RECORD SET =
>>>

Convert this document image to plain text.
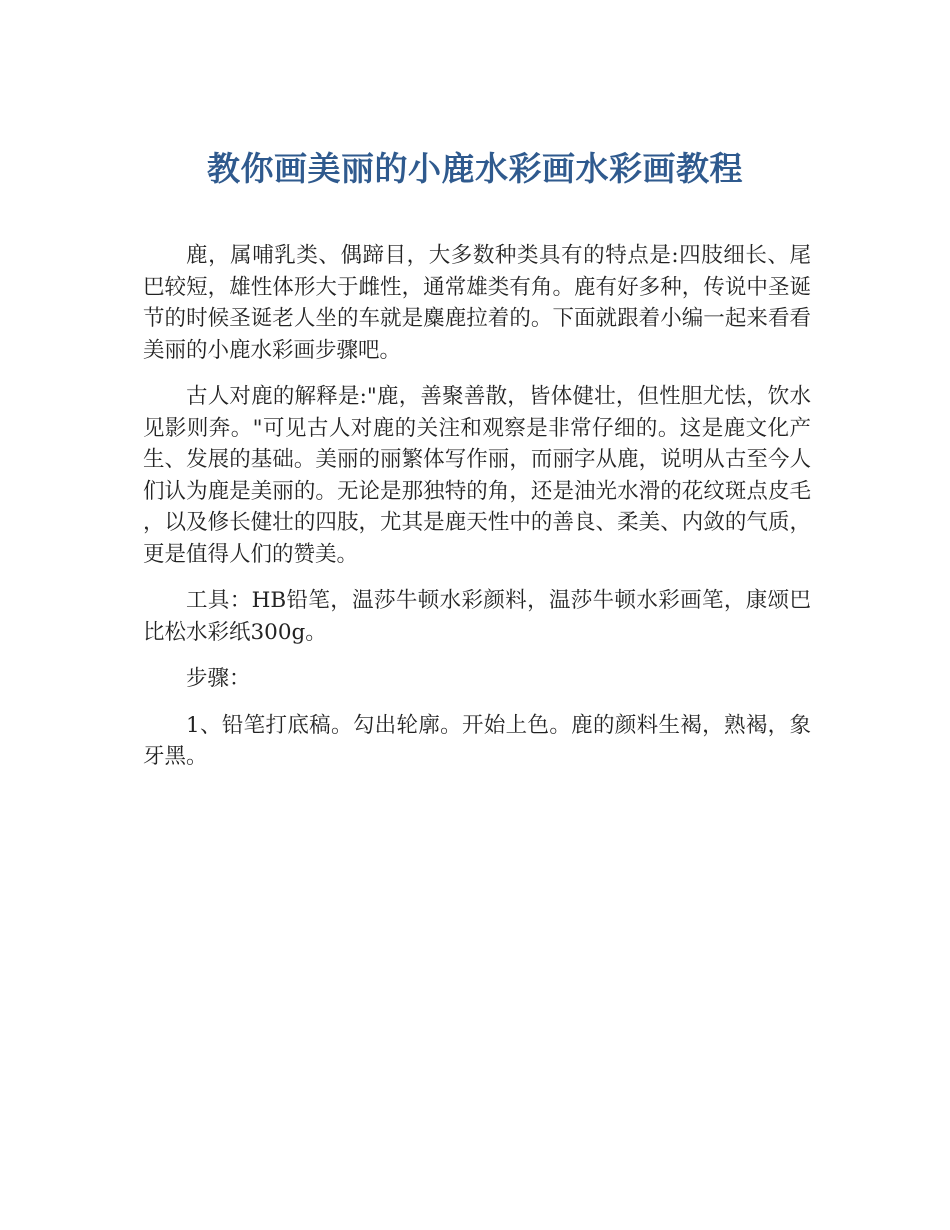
教你画美丽的小鹿水彩画水彩画教程

鹿，属哺乳类、偶蹄目，大多数种类具有的特点是:四肢细长、尾巴较短，雄性体形大于雌性，通常雄类有角。鹿有好多种，传说中圣诞节的时候圣诞老人坐的车就是麋鹿拉着的。下面就跟着小编一起来看看美丽的小鹿水彩画步骤吧。

古人对鹿的解释是:"鹿，善聚善散，皆体健壮，但性胆尤怯，饮水见影则奔。"可见古人对鹿的关注和观察是非常仔细的。这是鹿文化产生、发展的基础。美丽的丽繁体写作丽，而丽字从鹿，说明从古至今人们认为鹿是美丽的。无论是那独特的角，还是油光水滑的花纹斑点皮毛，以及修长健壮的四肢，尤其是鹿天性中的善良、柔美、内敛的气质，更是值得人们的赞美。

工具：HB铅笔，温莎牛顿水彩颜料，温莎牛顿水彩画笔，康颂巴比松水彩纸300g。

步骤：

1、铅笔打底稿。勾出轮廓。开始上色。鹿的颜料生褐，熟褐，象牙黑。
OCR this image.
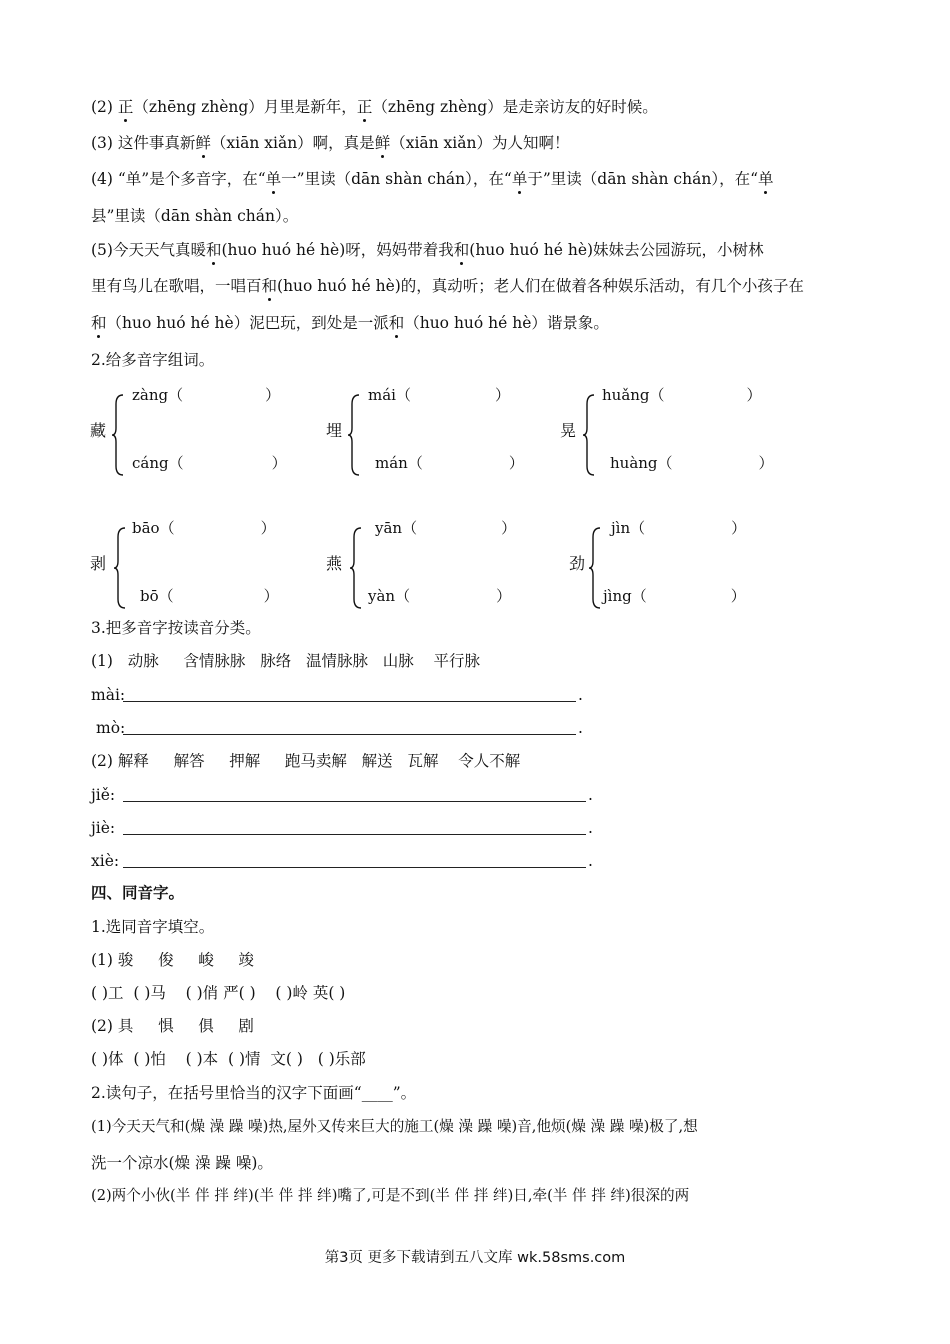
(2) 正（zhēng zhèng）月里是新年，正（zhēng zhèng）是走亲访友的好时候。
(3) 这件事真新鲜（xiān xiǎn）啊，真是鲜（xiān xiǎn）为人知啊！
(4) “单”是个多音字，在“单一”里读（dān shàn chán），在“单于”里读（dān shàn chán），在“单
县”里读（dān shàn chán）。
(5)今天天气真暖和(huo huó hé hè)呀，妈妈带着我和(huo huó hé hè)妹妹去公园游玩，小树林
里有鸟儿在歌唱，一唱百和(huo huó hé hè)的，真动听；老人们在做着各种娱乐活动，有几个小孩子在
和（huo huó hé hè）泥巴玩，到处是一派和（huo huó hé hè）谐景象。
2.给多音字组词。
藏
zàng（	）
cáng（	）
埋
mái（	）
mán（	）
晃
huǎng（	）
huàng（	）
剥
bāo（	）
bō（	）
燕
yān（	）
yàn（	）
劲
jìn（	）
jìng（	）
3.把多音字按读音分类。
(1) 动脉 含情脉脉 脉络 温情脉脉 山脉 平行脉
mài:	.
mò:	.
(2) 解释 解答 押解 跑马卖解 解送 瓦解 令人不解
jiě:	.
jiè:	.
xiè:	.
四、同音字。
1.选同音字填空。
(1) 骏 俊 峻 竣
( )工 ( )马 ( )俏 严( ) ( )岭 英( )
(2) 具 惧 俱 剧
( )体 ( )怕 ( )本 ( )情 文( ) ( )乐部
2.读句子，在括号里恰当的汉字下面画“____”。
(1)今天天气和(燥 澡 躁 噪)热,屋外又传来巨大的施工(燥 澡 躁 噪)音,他烦(燥 澡 躁 噪)极了,想
洗一个凉水(燥 澡 躁 噪)。
(2)两个小伙(半 伴 拌 绊)(半 伴 拌 绊)嘴了,可是不到(半 伴 拌 绊)日,牵(半 伴 拌 绊)很深的两
第3页 更多下载请到五八文库 wk.58sms.com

<<<

Transcribe the records verbatim and omit the images.

REPLY =
Convert this document image to plain text.
教你画美丽的小鹿水彩画水彩画教程

鹿，属哺乳类、偶蹄目，大多数种类具有的特点是:四肢细长、尾巴较短，雄性体形大于雌性，通常雄类有角。鹿有好多种，传说中圣诞节的时候圣诞老人坐的车就是麋鹿拉着的。下面就跟着小编一起来看看美丽的小鹿水彩画步骤吧。

古人对鹿的解释是:"鹿，善聚善散，皆体健壮，但性胆尤怯，饮水见影则奔。"可见古人对鹿的关注和观察是非常仔细的。这是鹿文化产生、发展的基础。美丽的丽繁体写作丽，而丽字从鹿，说明从古至今人们认为鹿是美丽的。无论是那独特的角，还是油光水滑的花纹斑点皮毛，以及修长健壮的四肢，尤其是鹿天性中的善良、柔美、内敛的气质，更是值得人们的赞美。

工具：HB铅笔，温莎牛顿水彩颜料，温莎牛顿水彩画笔，康颂巴比松水彩纸300g。

步骤：

1、铅笔打底稿。勾出轮廓。开始上色。鹿的颜料生褐，熟褐，象牙黑。
OCR this image.
(2) 正（zhēng zhèng）月里是新年，正（zhēng zhèng）是走亲访友的好时候。
(3) 这件事真新鲜（xiān xiǎn）啊，真是鲜（xiān xiǎn）为人知啊！
(4) “单”是个多音字，在“单一”里读（dān shàn chán），在“单于”里读（dān shàn chán），在“单
县”里读（dān shàn chán）。
(5)今天天气真暖和(huo huó hé hè)呀，妈妈带着我和(huo huó hé hè)妹妹去公园游玩，小树林
里有鸟儿在歌唱，一唱百和(huo huó hé hè)的，真动听；老人们在做着各种娱乐活动，有几个小孩子在
和（huo huó hé hè）泥巴玩，到处是一派和（huo huó hé hè）谐景象。
2.给多音字组词。
藏
zàng（	）
cáng（	）
埋
mái（	）
mán（	）
晃
huǎng（	）
huàng（	）
剥
bāo（	）
bō（	）
燕
yān（	）
yàn（	）
劲
jìn（	）
jìng（	）
3.把多音字按读音分类。
(1) 动脉 含情脉脉 脉络 温情脉脉 山脉 平行脉
mài:	.
mò:	.
(2) 解释 解答 押解 跑马卖解 解送 瓦解 令人不解
jiě:	.
jiè:	.
xiè:	.
四、同音字。
1.选同音字填空。
(1) 骏 俊 峻 竣
( )工 ( )马 ( )俏 严( ) ( )岭 英( )
(2) 具 惧 俱 剧
( )体 ( )怕 ( )本 ( )情 文( ) ( )乐部
2.读句子，在括号里恰当的汉字下面画“____”。
(1)今天天气和(燥 澡 躁 噪)热,屋外又传来巨大的施工(燥 澡 躁 噪)音,他烦(燥 澡 躁 噪)极了,想
洗一个凉水(燥 澡 躁 噪)。
(2)两个小伙(半 伴 拌 绊)(半 伴 拌 绊)嘴了,可是不到(半 伴 拌 绊)日,牵(半 伴 拌 绊)很深的两
第3页 更多下载请到五八文库 wk.58sms.com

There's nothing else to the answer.